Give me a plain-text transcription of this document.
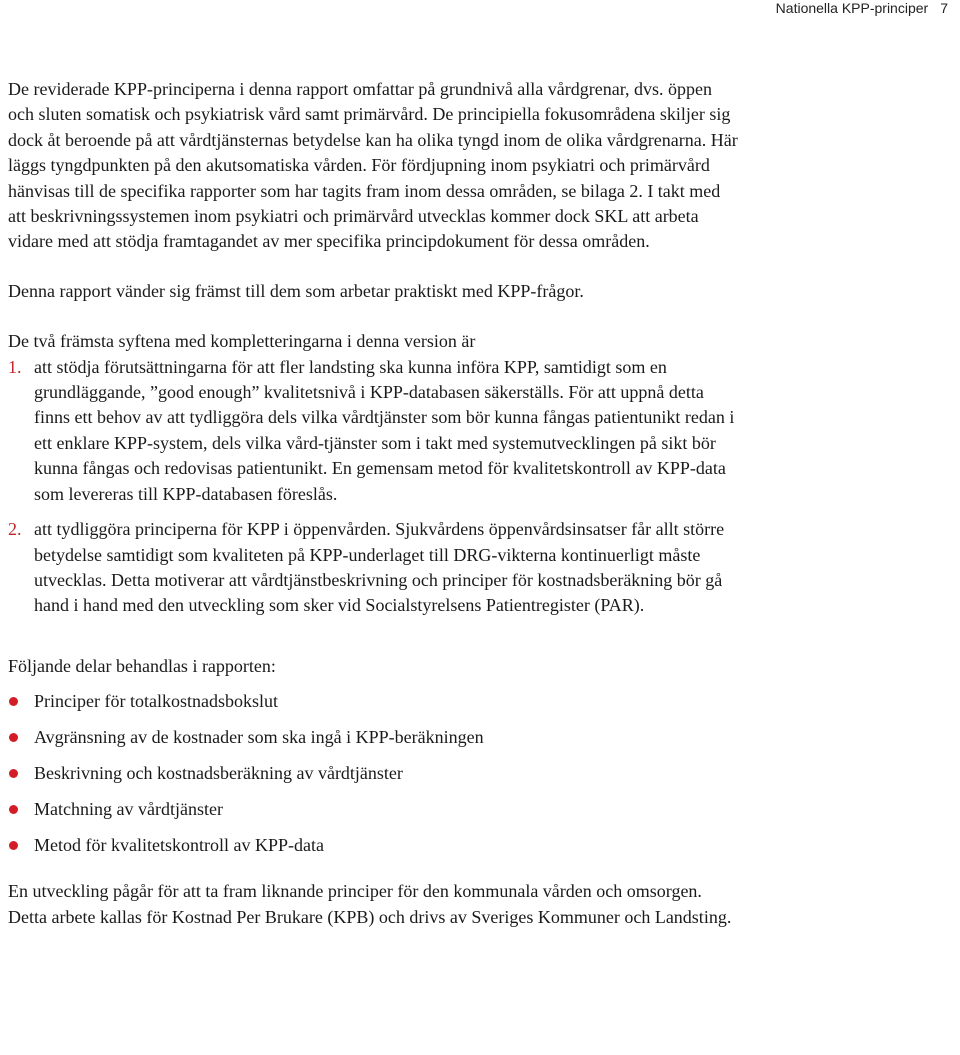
Nationella KPP-principer 7

De reviderade KPP-principerna i denna rapport omfattar på grundnivå alla vårdgrenar, dvs. öppen och sluten somatisk och psykiatrisk vård samt primärvård. De principiella fokusområdena skiljer sig dock åt beroende på att vårdtjänsternas betydelse kan ha olika tyngd inom de olika vårdgrenarna. Här läggs tyngdpunkten på den akutsomatiska vården. För fördjupning inom psykiatri och primärvård hänvisas till de specifika rapporter som har tagits fram inom dessa områden, se bilaga 2. I takt med att beskrivningssystemen inom psykiatri och primärvård utvecklas kommer dock SKL att arbeta vidare med att stödja framtagandet av mer specifika principdokument för dessa områden.

Denna rapport vänder sig främst till dem som arbetar praktiskt med KPP-frågor.

De två främsta syftena med kompletteringarna i denna version är

1. att stödja förutsättningarna för att fler landsting ska kunna införa KPP, samtidigt som en grundläggande, ”good enough” kvalitetsnivå i KPP-databasen säkerställs. För att uppnå detta finns ett behov av att tydliggöra dels vilka vårdtjänster som bör kunna fångas patientunikt redan i ett enklare KPP-system, dels vilka vård-tjänster som i takt med systemutvecklingen på sikt bör kunna fångas och redovisas patientunikt. En gemensam metod för kvalitetskontroll av KPP-data som levereras till KPP-databasen föreslås.
2. att tydliggöra principerna för KPP i öppenvården. Sjukvårdens öppenvårdsinsatser får allt större betydelse samtidigt som kvaliteten på KPP-underlaget till DRG-vikterna kontinuerligt måste utvecklas. Detta motiverar att vårdtjänstbeskrivning och principer för kostnadsberäkning bör gå hand i hand med den utveckling som sker vid Socialstyrelsens Patientregister (PAR).

Följande delar behandlas i rapporten:

Principer för totalkostnadsbokslut
Avgränsning av de kostnader som ska ingå i KPP-beräkningen
Beskrivning och kostnadsberäkning av vårdtjänster
Matchning av vårdtjänster
Metod för kvalitetskontroll av KPP-data

En utveckling pågår för att ta fram liknande principer för den kommunala vården och omsorgen. Detta arbete kallas för Kostnad Per Brukare (KPB) och drivs av Sveriges Kommuner och Landsting.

[Exercise goal]
Reproduce each entry verbatim, excluding any embedded images.

[Worked answer]
Give me a plain-text transcription of this document.
Nationella KPP-principer 7

De reviderade KPP-principerna i denna rapport omfattar på grundnivå alla vårdgrenar, dvs. öppen och sluten somatisk och psykiatrisk vård samt primärvård. De principiella fokusområdena skiljer sig dock åt beroende på att vårdtjänsternas betydelse kan ha olika tyngd inom de olika vårdgrenarna. Här läggs tyngdpunkten på den akutsomatiska vården. För fördjupning inom psykiatri och primärvård hänvisas till de specifika rapporter som har tagits fram inom dessa områden, se bilaga 2. I takt med att beskrivningssystemen inom psykiatri och primärvård utvecklas kommer dock SKL att arbeta vidare med att stödja framtagandet av mer specifika principdokument för dessa områden.

Denna rapport vänder sig främst till dem som arbetar praktiskt med KPP-frågor.

De två främsta syftena med kompletteringarna i denna version är

1. att stödja förutsättningarna för att fler landsting ska kunna införa KPP, samtidigt som en grundläggande, ”good enough” kvalitetsnivå i KPP-databasen säkerställs. För att uppnå detta finns ett behov av att tydliggöra dels vilka vårdtjänster som bör kunna fångas patientunikt redan i ett enklare KPP-system, dels vilka vård-tjänster som i takt med systemutvecklingen på sikt bör kunna fångas och redovisas patientunikt. En gemensam metod för kvalitetskontroll av KPP-data som levereras till KPP-databasen föreslås.
2. att tydliggöra principerna för KPP i öppenvården. Sjukvårdens öppenvårdsinsatser får allt större betydelse samtidigt som kvaliteten på KPP-underlaget till DRG-vikterna kontinuerligt måste utvecklas. Detta motiverar att vårdtjänstbeskrivning och principer för kostnadsberäkning bör gå hand i hand med den utveckling som sker vid Socialstyrelsens Patientregister (PAR).

Följande delar behandlas i rapporten:

Principer för totalkostnadsbokslut
Avgränsning av de kostnader som ska ingå i KPP-beräkningen
Beskrivning och kostnadsberäkning av vårdtjänster
Matchning av vårdtjänster
Metod för kvalitetskontroll av KPP-data

En utveckling pågår för att ta fram liknande principer för den kommunala vården och omsorgen. Detta arbete kallas för Kostnad Per Brukare (KPB) och drivs av Sveriges Kommuner och Landsting.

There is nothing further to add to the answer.